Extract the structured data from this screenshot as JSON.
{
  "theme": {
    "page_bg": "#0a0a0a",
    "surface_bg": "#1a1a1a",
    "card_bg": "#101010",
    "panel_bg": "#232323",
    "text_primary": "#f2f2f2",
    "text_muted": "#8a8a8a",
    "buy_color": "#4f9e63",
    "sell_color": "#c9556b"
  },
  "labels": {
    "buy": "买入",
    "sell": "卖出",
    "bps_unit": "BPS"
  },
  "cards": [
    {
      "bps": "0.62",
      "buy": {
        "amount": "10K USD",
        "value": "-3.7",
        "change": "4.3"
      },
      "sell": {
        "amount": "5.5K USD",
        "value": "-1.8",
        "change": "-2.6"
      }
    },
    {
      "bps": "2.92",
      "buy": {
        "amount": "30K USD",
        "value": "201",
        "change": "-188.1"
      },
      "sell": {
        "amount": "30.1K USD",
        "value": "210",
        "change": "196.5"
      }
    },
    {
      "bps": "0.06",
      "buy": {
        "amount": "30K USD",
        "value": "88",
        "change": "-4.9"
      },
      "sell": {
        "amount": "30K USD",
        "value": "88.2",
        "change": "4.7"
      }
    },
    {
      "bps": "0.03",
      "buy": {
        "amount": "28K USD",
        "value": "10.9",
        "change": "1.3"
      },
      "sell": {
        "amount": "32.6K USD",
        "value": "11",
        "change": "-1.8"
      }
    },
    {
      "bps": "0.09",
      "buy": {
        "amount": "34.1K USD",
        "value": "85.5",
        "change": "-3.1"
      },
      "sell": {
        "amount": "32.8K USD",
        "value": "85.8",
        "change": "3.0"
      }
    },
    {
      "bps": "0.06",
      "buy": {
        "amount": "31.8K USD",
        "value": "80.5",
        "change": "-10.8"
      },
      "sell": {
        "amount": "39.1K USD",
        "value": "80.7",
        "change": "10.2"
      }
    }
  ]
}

----

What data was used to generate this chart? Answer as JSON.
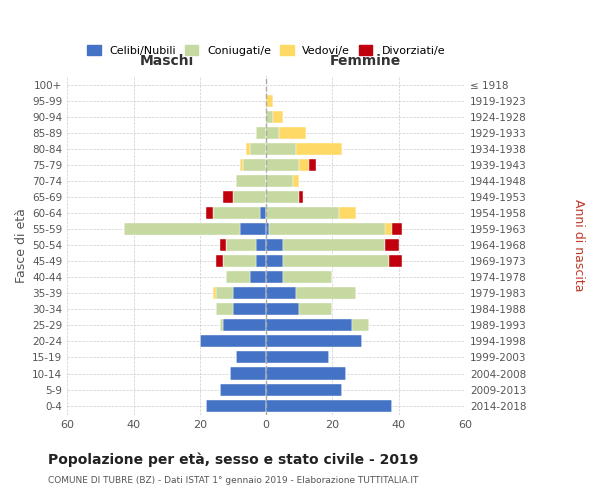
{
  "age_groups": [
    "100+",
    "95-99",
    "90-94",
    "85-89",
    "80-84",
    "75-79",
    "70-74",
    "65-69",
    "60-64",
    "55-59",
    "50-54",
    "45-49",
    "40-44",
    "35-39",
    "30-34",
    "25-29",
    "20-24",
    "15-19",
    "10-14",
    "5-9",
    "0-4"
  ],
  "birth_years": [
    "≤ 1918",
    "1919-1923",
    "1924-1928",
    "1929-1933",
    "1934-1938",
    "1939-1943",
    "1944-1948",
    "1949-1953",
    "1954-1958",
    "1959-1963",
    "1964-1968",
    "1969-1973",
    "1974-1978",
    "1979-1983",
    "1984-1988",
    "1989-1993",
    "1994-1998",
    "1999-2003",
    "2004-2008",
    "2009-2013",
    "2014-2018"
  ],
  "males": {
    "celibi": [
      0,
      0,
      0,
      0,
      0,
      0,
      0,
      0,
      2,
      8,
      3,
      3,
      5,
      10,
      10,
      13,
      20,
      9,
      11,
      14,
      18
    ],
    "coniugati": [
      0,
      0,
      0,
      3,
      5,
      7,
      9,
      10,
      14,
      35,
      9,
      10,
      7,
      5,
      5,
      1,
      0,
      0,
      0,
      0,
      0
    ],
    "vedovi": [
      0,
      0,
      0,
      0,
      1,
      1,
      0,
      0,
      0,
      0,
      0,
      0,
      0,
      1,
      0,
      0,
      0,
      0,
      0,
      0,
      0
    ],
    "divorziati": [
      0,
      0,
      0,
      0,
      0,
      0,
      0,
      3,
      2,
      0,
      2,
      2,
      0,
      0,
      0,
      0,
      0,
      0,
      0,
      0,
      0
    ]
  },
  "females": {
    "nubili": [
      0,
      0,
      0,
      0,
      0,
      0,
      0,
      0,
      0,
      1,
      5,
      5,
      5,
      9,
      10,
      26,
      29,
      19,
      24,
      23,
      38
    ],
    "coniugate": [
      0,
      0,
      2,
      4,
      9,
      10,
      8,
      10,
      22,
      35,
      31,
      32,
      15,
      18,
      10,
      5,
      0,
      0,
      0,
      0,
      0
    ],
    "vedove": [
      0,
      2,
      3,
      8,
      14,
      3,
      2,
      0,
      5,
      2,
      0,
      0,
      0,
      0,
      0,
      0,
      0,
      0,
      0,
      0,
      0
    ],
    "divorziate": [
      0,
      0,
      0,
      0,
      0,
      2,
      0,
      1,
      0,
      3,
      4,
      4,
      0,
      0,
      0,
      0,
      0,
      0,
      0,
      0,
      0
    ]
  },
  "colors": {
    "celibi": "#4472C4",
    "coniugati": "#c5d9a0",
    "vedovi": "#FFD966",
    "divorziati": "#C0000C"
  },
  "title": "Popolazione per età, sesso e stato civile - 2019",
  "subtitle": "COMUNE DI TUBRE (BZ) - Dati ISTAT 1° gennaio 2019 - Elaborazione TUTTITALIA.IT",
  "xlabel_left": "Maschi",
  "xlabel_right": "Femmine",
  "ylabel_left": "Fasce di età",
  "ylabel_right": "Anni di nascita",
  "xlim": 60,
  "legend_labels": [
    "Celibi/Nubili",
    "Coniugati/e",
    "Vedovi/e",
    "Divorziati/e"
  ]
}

----

> **The exercise**: Gather up the lines that contain the word "change".

> **Exercise answer**:
        "change": "4.3"
        "change": "-2.6"
        "change": "-188.1"
        "change": "196.5"
        "change": "-4.9"
        "change": "4.7"
        "change": "1.3"
        "change": "-1.8"
        "change": "-3.1"
        "change": "3.0"
        "change": "-10.8"
        "change": "10.2"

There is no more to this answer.